"""

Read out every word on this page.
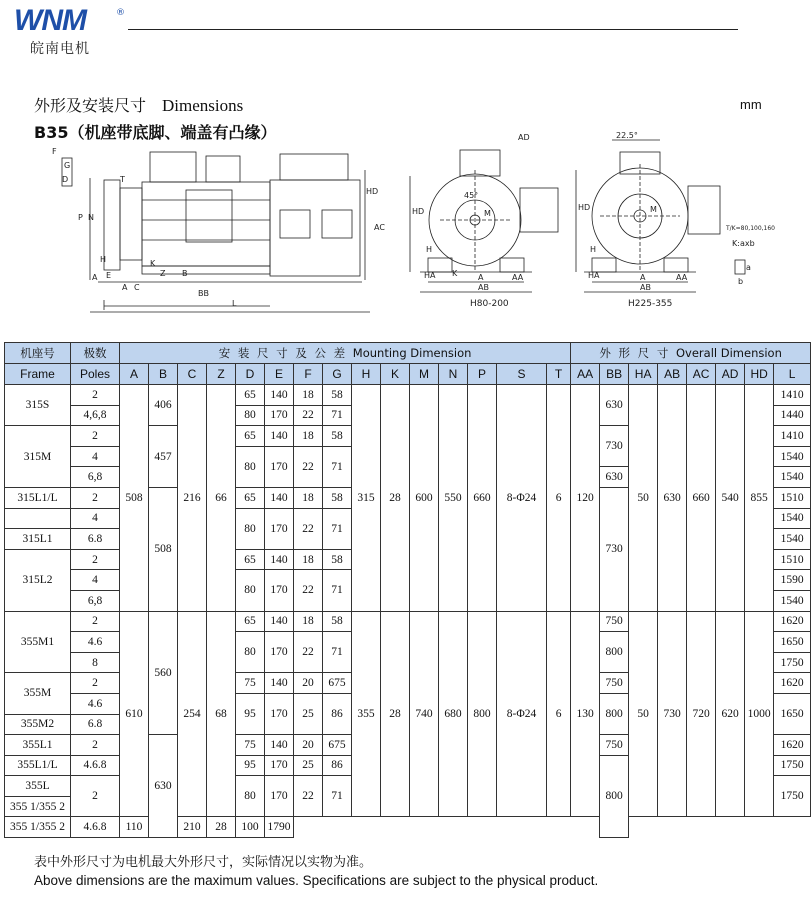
WNM	®
皖南电机
外形及安装尺寸 Dimensions	mm
B35（机座带底脚、端盖有凸缘）
F
G
D
E
C
B
BB
L
A
T
P N
HD
AC
Z
K
H
A
AD
HD
45°
H
HA K	AA
AB
A
M
H80-200
22.5°
HD
H
HA	A
AB
AA
M
H225-355
T/K=80,100,160
K:axb
a
b
机座号	极数	安 装 尺 寸 及 公 差 Mounting Dimension															外 形 尺 寸 Overall Dimension							
Frame	Poles	A	B	C	Z	D	E	F	G	H	K	M	N	P	S	T	AA	BB	HA	AB	AC	AD	HD	L
315S	2	508	406	216	66	65	140	18	58	315	28	600	550	660	8-Φ24	6	120	630	50	630	660	540	855	1410
	4,6,8					80	170	22	71															1440
315M	2		457			65	140	18	58									730						1410
	4					80	170	22	71															1540
	6,8																	630						1540
315L1/L	2		508			65	140	18	58									730						1510
	4					80	170	22	71															1540
315L1	6.8																							1540
315L2	2					65	140	18	58															1510
	4					80	170	22	71															1590
	6,8																							1540
355M1	2	610	560	254	68	65	140	18	58	355	28	740	680	800	8-Φ24	6	130	750	50	730	720	620	1000	1620
	4.6					80	170	22	71									800						1650
	8																							1750
355M	2					75	140	20	675									750						1620
	4.6					95	170	25	86									800						1650
355M2	6.8																							
355L1	2		630			75	140	20	675									750						1620
355L1/L	4.6.8					95	170	25	86									800						1750
355L	2					80	170	22	71															1750
355 1/355 2																								
355 1/355 2	4.6.8	110		210	28	100	1790																	
表中外形尺寸为电机最大外形尺寸，实际情况以实物为准。
Above dimensions are the maximum values. Specifications are subject to the physical product.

"""

** What is required **
Leave out the pictures and print each record exactly as it stands.

** Task solution **
Read out every word on this page.
WNM	®
皖南电机
外形及安装尺寸 Dimensions	mm
B35（机座带底脚、端盖有凸缘）
F
G
D
E
C
B
BB
L
A
T
P N
HD
AC
Z
K
H
A
AD
HD
45°
H
HA K	AA
AB
A
M
H80-200
22.5°
HD
H
HA	A
AB
AA
M
H225-355
T/K=80,100,160
K:axb
a
b
机座号	极数	安 装 尺 寸 及 公 差 Mounting Dimension															外 形 尺 寸 Overall Dimension							
Frame	Poles	A	B	C	Z	D	E	F	G	H	K	M	N	P	S	T	AA	BB	HA	AB	AC	AD	HD	L
315S	2	508	406	216	66	65	140	18	58	315	28	600	550	660	8-Φ24	6	120	630	50	630	660	540	855	1410
	4,6,8					80	170	22	71															1440
315M	2		457			65	140	18	58									730						1410
	4					80	170	22	71															1540
	6,8																	630						1540
315L1/L	2		508			65	140	18	58									730						1510
	4					80	170	22	71															1540
315L1	6.8																							1540
315L2	2					65	140	18	58															1510
	4					80	170	22	71															1590
	6,8																							1540
355M1	2	610	560	254	68	65	140	18	58	355	28	740	680	800	8-Φ24	6	130	750	50	730	720	620	1000	1620
	4.6					80	170	22	71									800						1650
	8																							1750
355M	2					75	140	20	675									750						1620
	4.6					95	170	25	86									800						1650
355M2	6.8																							
355L1	2		630			75	140	20	675									750						1620
355L1/L	4.6.8					95	170	25	86									800						1750
355L	2					80	170	22	71															1750
355 1/355 2																								
355 1/355 2	4.6.8	110		210	28	100	1790																	
表中外形尺寸为电机最大外形尺寸，实际情况以实物为准。
Above dimensions are the maximum values. Specifications are subject to the physical product.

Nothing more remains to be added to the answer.